• **REQUIREMENTS**: Repeat every line of the data exactly, but not the pictures.

START THE RECORDS

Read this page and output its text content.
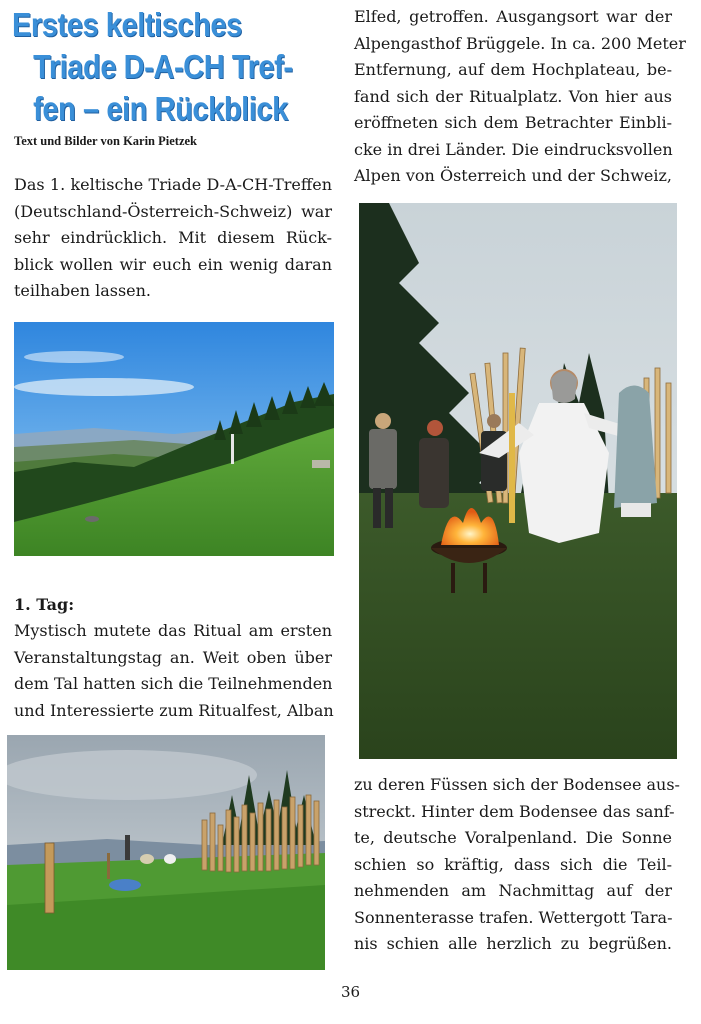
Erstes keltisches
Triade D-A-CH Tref-
fen – ein Rückblick
Text und Bilder von Karin Pietzek
Das 1. keltische Triade D-A-CH-Treffen
(Deutschland-Österreich-Schweiz) war
sehr eindrücklich. Mit diesem Rück-
blick wollen wir euch ein wenig daran
teilhaben lassen.
1. Tag:
Mystisch mutete das Ritual am ersten
Veranstaltungstag an. Weit oben über
dem Tal hatten sich die Teilnehmenden
und Interessierte zum Ritualfest, Alban
Elfed, getroffen. Ausgangsort war der
Alpengasthof Brüggele. In ca. 200 Meter
Entfernung, auf dem Hochplateau, be-
fand sich der Ritualplatz. Von hier aus
eröffneten sich dem Betrachter Einbli-
cke in drei Länder. Die eindrucksvollen
Alpen von Österreich und der Schweiz,
zu deren Füssen sich der Bodensee aus-
streckt. Hinter dem Bodensee das sanf-
te, deutsche Voralpenland. Die Sonne
schien so kräftig, dass sich die Teil-
nehmenden am Nachmittag auf der
Sonnenterasse trafen. Wettergott Tara-
nis schien alle herzlich zu begrüßen.
36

END THE RECORDS

• **EXPECTED ANSWER**:
Read this page and output its text content.
Erstes keltisches
Triade D-A-CH Tref-
fen – ein Rückblick
Text und Bilder von Karin Pietzek
Das 1. keltische Triade D-A-CH-Treffen
(Deutschland-Österreich-Schweiz) war
sehr eindrücklich. Mit diesem Rück-
blick wollen wir euch ein wenig daran
teilhaben lassen.
1. Tag:
Mystisch mutete das Ritual am ersten
Veranstaltungstag an. Weit oben über
dem Tal hatten sich die Teilnehmenden
und Interessierte zum Ritualfest, Alban
Elfed, getroffen. Ausgangsort war der
Alpengasthof Brüggele. In ca. 200 Meter
Entfernung, auf dem Hochplateau, be-
fand sich der Ritualplatz. Von hier aus
eröffneten sich dem Betrachter Einbli-
cke in drei Länder. Die eindrucksvollen
Alpen von Österreich und der Schweiz,
zu deren Füssen sich der Bodensee aus-
streckt. Hinter dem Bodensee das sanf-
te, deutsche Voralpenland. Die Sonne
schien so kräftig, dass sich die Teil-
nehmenden am Nachmittag auf der
Sonnenterasse trafen. Wettergott Tara-
nis schien alle herzlich zu begrüßen.
36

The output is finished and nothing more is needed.